Your task
Reproduce the records below in full and exactly, without their images.

Input for this task

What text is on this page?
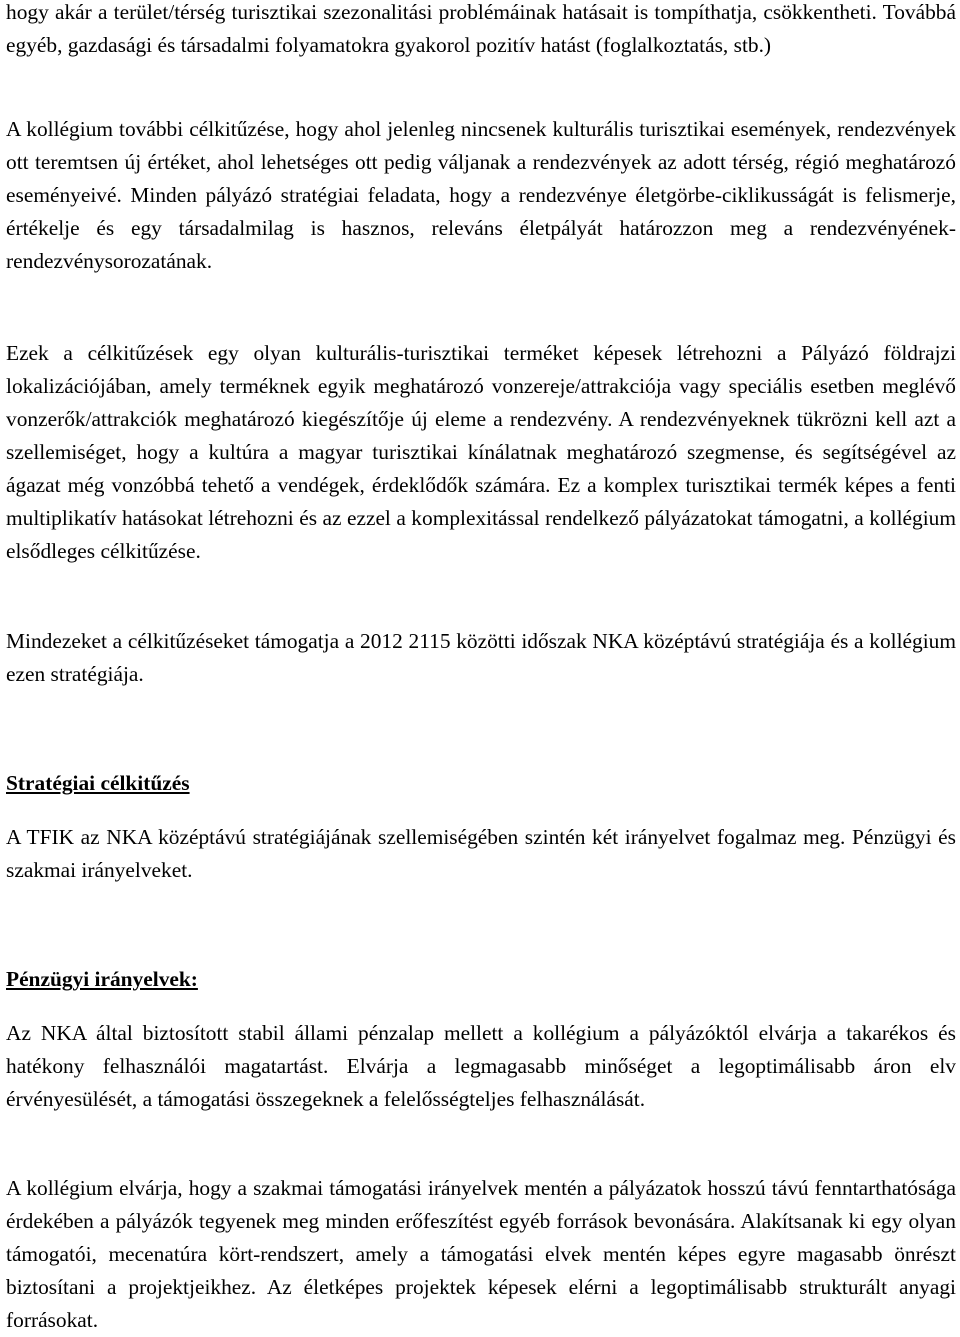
hogy akár a terület/térség turisztikai szezonalitási problémáinak hatásait is tompíthatja, csökkentheti. Továbbá egyéb, gazdasági és társadalmi folyamatokra gyakorol pozitív hatást (foglalkoztatás, stb.)

A kollégium további célkitűzése, hogy ahol jelenleg nincsenek kulturális turisztikai események, rendezvények ott teremtsen új értéket, ahol lehetséges ott pedig váljanak a rendezvények az adott térség, régió meghatározó eseményeivé. Minden pályázó stratégiai feladata, hogy a rendezvénye életgörbe-ciklikusságát is felismerje, értékelje és egy társadalmilag is hasznos, releváns életpályát határozzon meg a rendezvényének-rendezvénysorozatának.

Ezek a célkitűzések egy olyan kulturális-turisztikai terméket képesek létrehozni a Pályázó földrajzi lokalizációjában, amely terméknek egyik meghatározó vonzereje/attrakciója vagy speciális esetben meglévő vonzerők/attrakciók meghatározó kiegészítője új eleme a rendezvény. A rendezvényeknek tükrözni kell azt a szellemiséget, hogy a kultúra a magyar turisztikai kínálatnak meghatározó szegmense, és segítségével az ágazat még vonzóbbá tehető a vendégek, érdeklődők számára. Ez a komplex turisztikai termék képes a fenti multiplikatív hatásokat létrehozni és az ezzel a komplexitással rendelkező pályázatokat támogatni, a kollégium elsődleges célkitűzése.

Mindezeket a célkitűzéseket támogatja a 2012 2115 közötti időszak NKA középtávú stratégiája és a kollégium ezen stratégiája.

Stratégiai célkitűzés

A TFIK az NKA középtávú stratégiájának szellemiségében szintén két irányelvet fogalmaz meg. Pénzügyi és szakmai irányelveket.

Pénzügyi irányelvek:

Az NKA által biztosított stabil állami pénzalap mellett a kollégium a pályázóktól elvárja a takarékos és hatékony felhasználói magatartást. Elvárja a legmagasabb minőséget a legoptimálisabb áron elv érvényesülését, a támogatási összegeknek a felelősségteljes felhasználását.

A kollégium elvárja, hogy a szakmai támogatási irányelvek mentén a pályázatok hosszú távú fenntarthatósága érdekében a pályázók tegyenek meg minden erőfeszítést egyéb források bevonására. Alakítsanak ki egy olyan támogatói, mecenatúra kört-rendszert, amely a támogatási elvek mentén képes egyre magasabb önrészt biztosítani a projektjeikhez. Az életképes projektek képesek elérni a legoptimálisabb strukturált anyagi forrásokat.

Written reply
What text is on this page?
hogy akár a terület/térség turisztikai szezonalitási problémáinak hatásait is tompíthatja, csökkentheti. Továbbá egyéb, gazdasági és társadalmi folyamatokra gyakorol pozitív hatást (foglalkoztatás, stb.)

A kollégium további célkitűzése, hogy ahol jelenleg nincsenek kulturális turisztikai események, rendezvények ott teremtsen új értéket, ahol lehetséges ott pedig váljanak a rendezvények az adott térség, régió meghatározó eseményeivé. Minden pályázó stratégiai feladata, hogy a rendezvénye életgörbe-ciklikusságát is felismerje, értékelje és egy társadalmilag is hasznos, releváns életpályát határozzon meg a rendezvényének-rendezvénysorozatának.

Ezek a célkitűzések egy olyan kulturális-turisztikai terméket képesek létrehozni a Pályázó földrajzi lokalizációjában, amely terméknek egyik meghatározó vonzereje/attrakciója vagy speciális esetben meglévő vonzerők/attrakciók meghatározó kiegészítője új eleme a rendezvény. A rendezvényeknek tükrözni kell azt a szellemiséget, hogy a kultúra a magyar turisztikai kínálatnak meghatározó szegmense, és segítségével az ágazat még vonzóbbá tehető a vendégek, érdeklődők számára. Ez a komplex turisztikai termék képes a fenti multiplikatív hatásokat létrehozni és az ezzel a komplexitással rendelkező pályázatokat támogatni, a kollégium elsődleges célkitűzése.

Mindezeket a célkitűzéseket támogatja a 2012 2115 közötti időszak NKA középtávú stratégiája és a kollégium ezen stratégiája.

Stratégiai célkitűzés

A TFIK az NKA középtávú stratégiájának szellemiségében szintén két irányelvet fogalmaz meg. Pénzügyi és szakmai irányelveket.

Pénzügyi irányelvek:

Az NKA által biztosított stabil állami pénzalap mellett a kollégium a pályázóktól elvárja a takarékos és hatékony felhasználói magatartást. Elvárja a legmagasabb minőséget a legoptimálisabb áron elv érvényesülését, a támogatási összegeknek a felelősségteljes felhasználását.

A kollégium elvárja, hogy a szakmai támogatási irányelvek mentén a pályázatok hosszú távú fenntarthatósága érdekében a pályázók tegyenek meg minden erőfeszítést egyéb források bevonására. Alakítsanak ki egy olyan támogatói, mecenatúra kört-rendszert, amely a támogatási elvek mentén képes egyre magasabb önrészt biztosítani a projektjeikhez. Az életképes projektek képesek elérni a legoptimálisabb strukturált anyagi forrásokat.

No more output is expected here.